Exercise requirements
Search the listing below for the string "arrow" and show each line that contains it.

Information given

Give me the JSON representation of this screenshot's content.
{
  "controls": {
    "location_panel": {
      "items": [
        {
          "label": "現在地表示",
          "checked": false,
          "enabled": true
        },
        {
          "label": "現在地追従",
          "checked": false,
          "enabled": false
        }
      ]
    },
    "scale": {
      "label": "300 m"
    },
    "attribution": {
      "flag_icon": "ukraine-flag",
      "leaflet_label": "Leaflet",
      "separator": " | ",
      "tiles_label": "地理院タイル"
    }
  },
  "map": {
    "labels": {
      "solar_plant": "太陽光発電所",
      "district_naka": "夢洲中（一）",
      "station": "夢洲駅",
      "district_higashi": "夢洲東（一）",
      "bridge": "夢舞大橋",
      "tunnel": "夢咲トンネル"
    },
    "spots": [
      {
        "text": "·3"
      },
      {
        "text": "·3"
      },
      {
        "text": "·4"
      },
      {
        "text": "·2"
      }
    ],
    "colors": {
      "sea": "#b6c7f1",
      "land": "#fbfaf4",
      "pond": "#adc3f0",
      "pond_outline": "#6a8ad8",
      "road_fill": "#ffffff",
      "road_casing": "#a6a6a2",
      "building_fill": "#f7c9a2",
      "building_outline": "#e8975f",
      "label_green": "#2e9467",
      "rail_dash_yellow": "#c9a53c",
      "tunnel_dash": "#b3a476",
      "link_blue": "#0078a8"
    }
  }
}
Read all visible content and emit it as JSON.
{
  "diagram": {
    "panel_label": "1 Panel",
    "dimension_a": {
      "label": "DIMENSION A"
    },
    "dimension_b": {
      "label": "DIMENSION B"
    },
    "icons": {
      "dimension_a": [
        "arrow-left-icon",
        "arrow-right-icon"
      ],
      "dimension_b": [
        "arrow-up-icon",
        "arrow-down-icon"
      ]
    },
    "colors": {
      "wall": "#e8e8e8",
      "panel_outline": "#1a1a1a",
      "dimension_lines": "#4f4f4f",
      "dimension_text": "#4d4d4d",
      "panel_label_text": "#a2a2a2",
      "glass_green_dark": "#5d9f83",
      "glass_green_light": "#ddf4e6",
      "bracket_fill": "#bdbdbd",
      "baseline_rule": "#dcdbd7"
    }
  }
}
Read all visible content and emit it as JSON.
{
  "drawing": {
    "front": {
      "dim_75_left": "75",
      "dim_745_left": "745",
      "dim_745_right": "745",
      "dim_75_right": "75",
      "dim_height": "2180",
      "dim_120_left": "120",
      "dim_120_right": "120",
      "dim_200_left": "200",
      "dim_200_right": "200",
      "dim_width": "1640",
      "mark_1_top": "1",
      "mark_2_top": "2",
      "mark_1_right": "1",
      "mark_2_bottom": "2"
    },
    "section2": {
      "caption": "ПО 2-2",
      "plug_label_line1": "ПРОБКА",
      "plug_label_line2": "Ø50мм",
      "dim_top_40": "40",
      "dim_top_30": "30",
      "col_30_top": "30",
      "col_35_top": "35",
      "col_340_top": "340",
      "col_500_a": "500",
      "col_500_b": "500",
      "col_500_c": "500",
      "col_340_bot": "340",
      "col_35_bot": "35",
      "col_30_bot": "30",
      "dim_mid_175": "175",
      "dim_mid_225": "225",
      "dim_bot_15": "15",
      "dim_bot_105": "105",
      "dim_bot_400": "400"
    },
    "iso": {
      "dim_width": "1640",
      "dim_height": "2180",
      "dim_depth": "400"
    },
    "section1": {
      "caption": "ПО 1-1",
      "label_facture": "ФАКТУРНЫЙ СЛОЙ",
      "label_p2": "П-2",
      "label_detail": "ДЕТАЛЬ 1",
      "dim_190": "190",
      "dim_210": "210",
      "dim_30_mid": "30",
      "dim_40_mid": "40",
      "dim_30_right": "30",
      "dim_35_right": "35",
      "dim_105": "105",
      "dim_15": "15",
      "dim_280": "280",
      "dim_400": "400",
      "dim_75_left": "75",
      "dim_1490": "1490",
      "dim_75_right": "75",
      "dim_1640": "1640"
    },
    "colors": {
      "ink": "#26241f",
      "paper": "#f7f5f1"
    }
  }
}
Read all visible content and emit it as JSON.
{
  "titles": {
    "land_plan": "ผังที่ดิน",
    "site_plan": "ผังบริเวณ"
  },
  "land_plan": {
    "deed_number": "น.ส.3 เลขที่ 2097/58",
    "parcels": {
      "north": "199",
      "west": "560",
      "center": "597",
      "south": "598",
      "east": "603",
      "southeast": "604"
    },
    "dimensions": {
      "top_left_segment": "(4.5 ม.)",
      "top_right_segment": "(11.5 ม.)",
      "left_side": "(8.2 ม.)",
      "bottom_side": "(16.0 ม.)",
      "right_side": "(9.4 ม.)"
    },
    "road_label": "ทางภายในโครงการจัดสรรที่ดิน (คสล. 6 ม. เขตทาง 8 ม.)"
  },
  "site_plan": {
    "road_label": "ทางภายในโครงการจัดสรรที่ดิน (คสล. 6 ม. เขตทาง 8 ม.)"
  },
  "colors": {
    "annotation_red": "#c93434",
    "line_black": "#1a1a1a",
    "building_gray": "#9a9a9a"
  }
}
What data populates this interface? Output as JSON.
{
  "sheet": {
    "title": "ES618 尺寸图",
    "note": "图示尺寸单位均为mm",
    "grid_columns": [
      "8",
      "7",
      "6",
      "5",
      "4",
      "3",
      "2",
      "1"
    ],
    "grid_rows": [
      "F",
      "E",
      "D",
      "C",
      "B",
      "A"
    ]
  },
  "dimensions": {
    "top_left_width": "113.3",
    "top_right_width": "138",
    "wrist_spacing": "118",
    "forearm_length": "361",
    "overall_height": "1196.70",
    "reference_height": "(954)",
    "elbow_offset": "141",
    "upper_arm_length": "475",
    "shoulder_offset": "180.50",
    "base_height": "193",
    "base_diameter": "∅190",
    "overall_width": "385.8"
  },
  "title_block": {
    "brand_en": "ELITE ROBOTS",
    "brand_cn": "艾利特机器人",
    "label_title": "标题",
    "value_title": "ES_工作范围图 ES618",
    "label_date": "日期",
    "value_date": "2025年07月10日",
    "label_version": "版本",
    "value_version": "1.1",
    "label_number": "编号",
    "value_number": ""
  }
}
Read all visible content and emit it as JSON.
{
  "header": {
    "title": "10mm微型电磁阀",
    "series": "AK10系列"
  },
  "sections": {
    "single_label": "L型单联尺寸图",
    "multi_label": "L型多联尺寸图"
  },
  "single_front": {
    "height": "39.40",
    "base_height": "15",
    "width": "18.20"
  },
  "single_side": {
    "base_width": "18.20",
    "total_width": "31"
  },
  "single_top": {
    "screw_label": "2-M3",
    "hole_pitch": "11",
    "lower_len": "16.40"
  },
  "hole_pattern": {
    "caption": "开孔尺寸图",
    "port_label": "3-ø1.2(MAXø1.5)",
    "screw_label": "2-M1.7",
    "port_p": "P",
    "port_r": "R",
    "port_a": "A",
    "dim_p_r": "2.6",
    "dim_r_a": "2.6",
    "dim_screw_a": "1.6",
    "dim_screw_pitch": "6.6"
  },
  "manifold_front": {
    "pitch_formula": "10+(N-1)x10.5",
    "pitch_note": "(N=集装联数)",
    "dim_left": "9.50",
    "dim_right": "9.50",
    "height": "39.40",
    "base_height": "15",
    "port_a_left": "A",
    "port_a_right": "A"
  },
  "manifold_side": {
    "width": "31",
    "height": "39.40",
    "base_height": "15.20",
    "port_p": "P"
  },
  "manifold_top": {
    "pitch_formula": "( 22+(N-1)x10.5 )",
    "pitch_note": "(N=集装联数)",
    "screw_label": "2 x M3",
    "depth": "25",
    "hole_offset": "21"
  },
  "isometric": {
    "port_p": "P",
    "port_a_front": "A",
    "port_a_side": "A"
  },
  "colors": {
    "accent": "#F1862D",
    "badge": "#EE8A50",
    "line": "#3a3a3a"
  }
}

Response to the exercise
        "arrow-left-icon",
        "arrow-right-icon"
        "arrow-up-icon",
        "arrow-down-icon"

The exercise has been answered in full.